Your task is to transcribe all of the data below exactly, omitting the images.
== Record list ==
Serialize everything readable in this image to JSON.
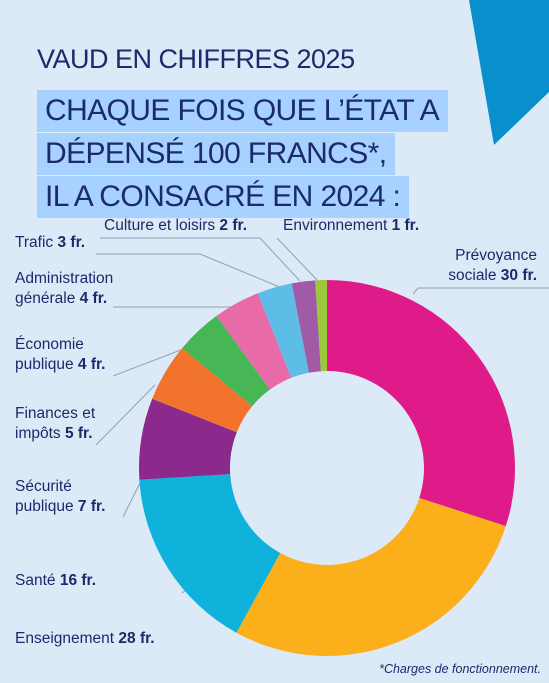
{
  "kicker": "VAUD EN CHIFFRES 2025",
  "headline": [
    "CHAQUE FOIS QUE L’ÉTAT A",
    "DÉPENSÉ 100 FRANCS*,",
    "IL A CONSACRÉ EN 2024 :"
  ],
  "footnote": "*Charges de fonctionnement.",
  "colors": {
    "background": "#dceaf8",
    "corner": "#0a8fcd",
    "headline_highlight": "#a7d1ff",
    "text": "#1b2a6b"
  },
  "chart_data": {
    "type": "pie",
    "variant": "donut",
    "total": 100,
    "unit": "fr.",
    "slices": [
      {
        "label": "Prévoyance sociale",
        "label_lines": [
          "Prévoyance",
          "sociale"
        ],
        "value": 30,
        "value_text": "30 fr.",
        "color": "#df1b8a"
      },
      {
        "label": "Enseignement",
        "label_lines": [
          "Enseignement"
        ],
        "value": 28,
        "value_text": "28 fr.",
        "color": "#fbaf1b"
      },
      {
        "label": "Santé",
        "label_lines": [
          "Santé"
        ],
        "value": 16,
        "value_text": "16 fr.",
        "color": "#0fb2db"
      },
      {
        "label": "Sécurité publique",
        "label_lines": [
          "Sécurité",
          "publique"
        ],
        "value": 7,
        "value_text": "7 fr.",
        "color": "#8b2a8c"
      },
      {
        "label": "Finances et impôts",
        "label_lines": [
          "Finances et",
          "impôts"
        ],
        "value": 5,
        "value_text": "5 fr.",
        "color": "#f2732b"
      },
      {
        "label": "Économie publique",
        "label_lines": [
          "Économie",
          "publique"
        ],
        "value": 4,
        "value_text": "4 fr.",
        "color": "#46b754"
      },
      {
        "label": "Administration générale",
        "label_lines": [
          "Administration",
          "générale"
        ],
        "value": 4,
        "value_text": "4 fr.",
        "color": "#e86aa8"
      },
      {
        "label": "Trafic",
        "label_lines": [
          "Trafic"
        ],
        "value": 3,
        "value_text": "3 fr.",
        "color": "#5ebde6"
      },
      {
        "label": "Culture et loisirs",
        "label_lines": [
          "Culture et loisirs"
        ],
        "value": 2,
        "value_text": "2 fr.",
        "color": "#a05aa6"
      },
      {
        "label": "Environnement",
        "label_lines": [
          "Environnement"
        ],
        "value": 1,
        "value_text": "1 fr.",
        "color": "#9cc83d"
      }
    ]
  }
}
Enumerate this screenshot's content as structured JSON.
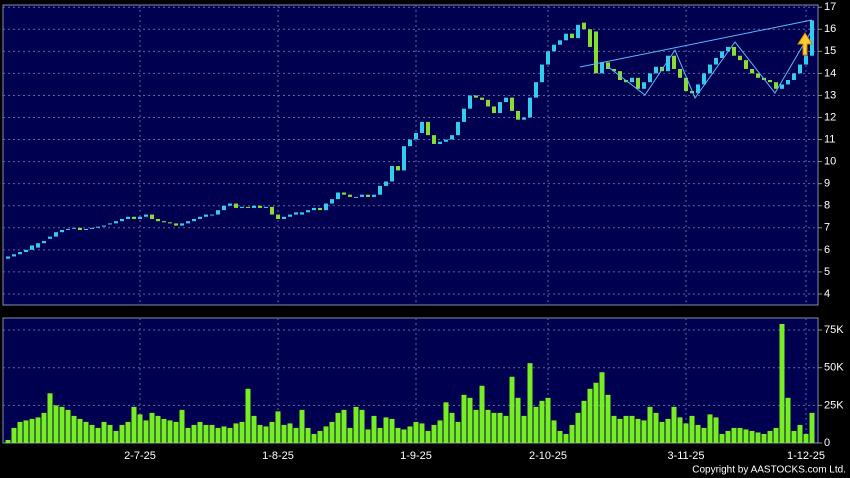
===
Worked solution —
Serialize everything readable in this image to JSON.
{
  "kicker": "VAUD EN CHIFFRES 2025",
  "headline": [
    "CHAQUE FOIS QUE L’ÉTAT A",
    "DÉPENSÉ 100 FRANCS*,",
    "IL A CONSACRÉ EN 2024 :"
  ],
  "footnote": "*Charges de fonctionnement.",
  "colors": {
    "background": "#dceaf8",
    "corner": "#0a8fcd",
    "headline_highlight": "#a7d1ff",
    "text": "#1b2a6b"
  },
  "chart_data": {
    "type": "pie",
    "variant": "donut",
    "total": 100,
    "unit": "fr.",
    "slices": [
      {
        "label": "Prévoyance sociale",
        "label_lines": [
          "Prévoyance",
          "sociale"
        ],
        "value": 30,
        "value_text": "30 fr.",
        "color": "#df1b8a"
      },
      {
        "label": "Enseignement",
        "label_lines": [
          "Enseignement"
        ],
        "value": 28,
        "value_text": "28 fr.",
        "color": "#fbaf1b"
      },
      {
        "label": "Santé",
        "label_lines": [
          "Santé"
        ],
        "value": 16,
        "value_text": "16 fr.",
        "color": "#0fb2db"
      },
      {
        "label": "Sécurité publique",
        "label_lines": [
          "Sécurité",
          "publique"
        ],
        "value": 7,
        "value_text": "7 fr.",
        "color": "#8b2a8c"
      },
      {
        "label": "Finances et impôts",
        "label_lines": [
          "Finances et",
          "impôts"
        ],
        "value": 5,
        "value_text": "5 fr.",
        "color": "#f2732b"
      },
      {
        "label": "Économie publique",
        "label_lines": [
          "Économie",
          "publique"
        ],
        "value": 4,
        "value_text": "4 fr.",
        "color": "#46b754"
      },
      {
        "label": "Administration générale",
        "label_lines": [
          "Administration",
          "générale"
        ],
        "value": 4,
        "value_text": "4 fr.",
        "color": "#e86aa8"
      },
      {
        "label": "Trafic",
        "label_lines": [
          "Trafic"
        ],
        "value": 3,
        "value_text": "3 fr.",
        "color": "#5ebde6"
      },
      {
        "label": "Culture et loisirs",
        "label_lines": [
          "Culture et loisirs"
        ],
        "value": 2,
        "value_text": "2 fr.",
        "color": "#a05aa6"
      },
      {
        "label": "Environnement",
        "label_lines": [
          "Environnement"
        ],
        "value": 1,
        "value_text": "1 fr.",
        "color": "#9cc83d"
      }
    ]
  }
}
Enumerate this screenshot's content as structured JSON.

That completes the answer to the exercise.